[What is expected] Lay out every line from the start of the records up to and including the line with "- bullet-line: be" as a Markdown table with the columns Row and Line, numbering each row and leaving out blank lines.

[start]

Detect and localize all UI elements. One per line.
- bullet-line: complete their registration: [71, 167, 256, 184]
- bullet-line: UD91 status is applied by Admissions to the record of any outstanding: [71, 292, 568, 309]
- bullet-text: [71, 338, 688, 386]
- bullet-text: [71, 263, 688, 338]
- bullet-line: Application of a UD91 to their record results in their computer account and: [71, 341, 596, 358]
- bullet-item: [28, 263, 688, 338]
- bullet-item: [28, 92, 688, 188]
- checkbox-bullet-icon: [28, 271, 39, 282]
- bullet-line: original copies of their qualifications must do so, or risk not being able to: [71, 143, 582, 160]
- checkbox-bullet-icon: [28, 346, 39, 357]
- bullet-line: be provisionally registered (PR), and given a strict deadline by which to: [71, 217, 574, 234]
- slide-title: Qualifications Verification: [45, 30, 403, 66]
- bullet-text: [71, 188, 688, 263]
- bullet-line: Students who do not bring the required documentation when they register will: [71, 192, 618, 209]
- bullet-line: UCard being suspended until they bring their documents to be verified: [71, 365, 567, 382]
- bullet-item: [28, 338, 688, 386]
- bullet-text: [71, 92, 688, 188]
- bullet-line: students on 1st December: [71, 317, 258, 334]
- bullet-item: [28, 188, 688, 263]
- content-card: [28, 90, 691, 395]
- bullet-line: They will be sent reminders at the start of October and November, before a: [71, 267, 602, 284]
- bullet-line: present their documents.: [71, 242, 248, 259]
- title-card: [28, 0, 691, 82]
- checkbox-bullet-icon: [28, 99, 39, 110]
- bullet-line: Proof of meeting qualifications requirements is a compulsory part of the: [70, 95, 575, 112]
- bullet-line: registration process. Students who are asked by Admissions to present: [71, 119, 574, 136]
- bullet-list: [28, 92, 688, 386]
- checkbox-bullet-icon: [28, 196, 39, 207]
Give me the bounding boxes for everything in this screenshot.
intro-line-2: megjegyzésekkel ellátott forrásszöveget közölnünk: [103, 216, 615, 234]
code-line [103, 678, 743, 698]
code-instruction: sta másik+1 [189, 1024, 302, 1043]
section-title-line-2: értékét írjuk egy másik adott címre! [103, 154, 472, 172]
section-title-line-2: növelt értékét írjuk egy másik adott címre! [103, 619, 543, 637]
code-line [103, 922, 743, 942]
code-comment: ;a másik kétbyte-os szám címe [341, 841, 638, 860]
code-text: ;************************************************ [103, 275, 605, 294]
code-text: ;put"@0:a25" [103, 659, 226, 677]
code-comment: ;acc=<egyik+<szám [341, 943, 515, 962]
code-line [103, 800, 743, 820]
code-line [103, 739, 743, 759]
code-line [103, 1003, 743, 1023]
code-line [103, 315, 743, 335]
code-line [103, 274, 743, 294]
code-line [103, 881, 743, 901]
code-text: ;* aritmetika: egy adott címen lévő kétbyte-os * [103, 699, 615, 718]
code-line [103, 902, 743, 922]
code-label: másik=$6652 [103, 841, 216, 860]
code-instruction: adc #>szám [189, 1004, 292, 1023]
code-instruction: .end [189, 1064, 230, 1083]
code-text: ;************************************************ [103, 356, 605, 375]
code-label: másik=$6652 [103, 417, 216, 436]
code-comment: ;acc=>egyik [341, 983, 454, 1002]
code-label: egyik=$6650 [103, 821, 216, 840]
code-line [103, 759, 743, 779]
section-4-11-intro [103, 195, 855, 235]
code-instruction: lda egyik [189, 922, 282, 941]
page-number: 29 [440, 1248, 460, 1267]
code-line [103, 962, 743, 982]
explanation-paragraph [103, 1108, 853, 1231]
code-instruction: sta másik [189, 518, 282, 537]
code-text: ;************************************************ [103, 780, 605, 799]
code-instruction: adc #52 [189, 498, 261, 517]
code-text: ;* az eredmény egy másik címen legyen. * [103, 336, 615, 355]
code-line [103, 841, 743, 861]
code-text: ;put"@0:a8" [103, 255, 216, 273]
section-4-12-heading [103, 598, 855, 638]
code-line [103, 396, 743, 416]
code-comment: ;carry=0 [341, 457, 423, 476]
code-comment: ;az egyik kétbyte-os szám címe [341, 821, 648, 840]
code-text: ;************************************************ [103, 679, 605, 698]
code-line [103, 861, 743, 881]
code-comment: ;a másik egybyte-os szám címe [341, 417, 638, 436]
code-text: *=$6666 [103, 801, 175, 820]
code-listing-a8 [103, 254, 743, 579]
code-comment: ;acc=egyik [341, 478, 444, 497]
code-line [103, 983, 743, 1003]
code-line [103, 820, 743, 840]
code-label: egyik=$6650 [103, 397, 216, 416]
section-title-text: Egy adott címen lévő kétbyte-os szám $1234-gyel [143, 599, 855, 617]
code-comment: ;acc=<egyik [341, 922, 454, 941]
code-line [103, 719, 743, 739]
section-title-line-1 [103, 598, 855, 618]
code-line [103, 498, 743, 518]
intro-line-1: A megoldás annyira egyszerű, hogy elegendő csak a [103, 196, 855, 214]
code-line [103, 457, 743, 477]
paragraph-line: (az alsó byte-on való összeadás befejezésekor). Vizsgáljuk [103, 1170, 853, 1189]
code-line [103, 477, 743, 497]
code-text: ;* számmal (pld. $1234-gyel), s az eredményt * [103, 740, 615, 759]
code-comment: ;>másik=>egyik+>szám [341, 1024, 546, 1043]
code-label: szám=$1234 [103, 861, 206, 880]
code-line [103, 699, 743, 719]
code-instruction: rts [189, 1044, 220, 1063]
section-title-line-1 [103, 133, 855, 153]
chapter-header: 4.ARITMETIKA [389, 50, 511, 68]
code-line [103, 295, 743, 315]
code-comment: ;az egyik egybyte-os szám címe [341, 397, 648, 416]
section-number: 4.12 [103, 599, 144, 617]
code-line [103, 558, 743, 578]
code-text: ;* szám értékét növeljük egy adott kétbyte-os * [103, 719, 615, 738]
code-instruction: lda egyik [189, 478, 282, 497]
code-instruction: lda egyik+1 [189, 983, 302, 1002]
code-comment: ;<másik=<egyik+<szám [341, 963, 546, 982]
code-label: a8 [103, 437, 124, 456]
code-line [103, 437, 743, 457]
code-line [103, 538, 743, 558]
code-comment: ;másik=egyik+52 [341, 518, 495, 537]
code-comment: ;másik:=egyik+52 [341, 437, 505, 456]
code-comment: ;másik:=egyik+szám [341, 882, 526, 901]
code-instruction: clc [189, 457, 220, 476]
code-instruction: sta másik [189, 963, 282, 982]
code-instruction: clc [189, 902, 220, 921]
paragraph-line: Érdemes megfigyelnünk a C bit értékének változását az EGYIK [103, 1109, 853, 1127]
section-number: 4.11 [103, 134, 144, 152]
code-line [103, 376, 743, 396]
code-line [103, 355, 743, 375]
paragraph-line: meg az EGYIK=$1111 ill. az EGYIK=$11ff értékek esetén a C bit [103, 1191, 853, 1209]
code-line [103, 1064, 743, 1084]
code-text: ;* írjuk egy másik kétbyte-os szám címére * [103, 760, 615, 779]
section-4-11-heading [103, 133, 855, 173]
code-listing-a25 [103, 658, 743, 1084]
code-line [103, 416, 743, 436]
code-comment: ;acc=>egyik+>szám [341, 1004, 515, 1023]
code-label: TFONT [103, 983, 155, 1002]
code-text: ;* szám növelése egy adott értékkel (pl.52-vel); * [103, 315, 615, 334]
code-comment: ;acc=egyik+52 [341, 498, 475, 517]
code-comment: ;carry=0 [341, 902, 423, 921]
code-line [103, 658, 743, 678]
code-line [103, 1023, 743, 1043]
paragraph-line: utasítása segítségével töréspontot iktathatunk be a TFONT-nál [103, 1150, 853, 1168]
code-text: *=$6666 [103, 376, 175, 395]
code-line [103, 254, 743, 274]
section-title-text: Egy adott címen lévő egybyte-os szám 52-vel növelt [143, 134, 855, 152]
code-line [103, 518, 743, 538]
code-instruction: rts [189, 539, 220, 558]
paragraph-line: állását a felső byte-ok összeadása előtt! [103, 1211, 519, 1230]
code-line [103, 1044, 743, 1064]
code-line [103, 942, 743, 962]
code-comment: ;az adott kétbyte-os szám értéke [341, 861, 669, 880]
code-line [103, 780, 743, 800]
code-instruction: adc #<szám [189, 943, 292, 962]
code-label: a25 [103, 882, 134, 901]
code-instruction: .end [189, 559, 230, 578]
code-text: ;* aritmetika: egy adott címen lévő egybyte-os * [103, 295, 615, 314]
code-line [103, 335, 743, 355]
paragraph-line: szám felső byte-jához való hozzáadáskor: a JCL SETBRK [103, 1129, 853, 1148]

[end]

[Finished answer]
| Row | Line |
|---|---|
| 1 | Detect and localize all UI elements. One per line. |
| 2 | - bullet-line: complete their registration: [71, 167, 256, 184] |
| 3 | - bullet-line: UD91 status is applied by Admissions to the record of any outstanding: [71, 292, 568, 309] |
| 4 | - bullet-text: [71, 338, 688, 386] |
| 5 | - bullet-text: [71, 263, 688, 338] |
| 6 | - bullet-line: Application of a UD91 to their record results in their computer account and: [71, 341, 596, 358] |
| 7 | - bullet-item: [28, 263, 688, 338] |
| 8 | - bullet-item: [28, 92, 688, 188] |
| 9 | - checkbox-bullet-icon: [28, 271, 39, 282] |
| 10 | - bullet-line: original copies of their qualifications must do so, or risk not being able to: [71, 143, 582, 160] |
| 11 | - checkbox-bullet-icon: [28, 346, 39, 357] |
| 12 | - bullet-line: be provisionally registered (PR), and given a strict deadline by which to: [71, 217, 574, 234] |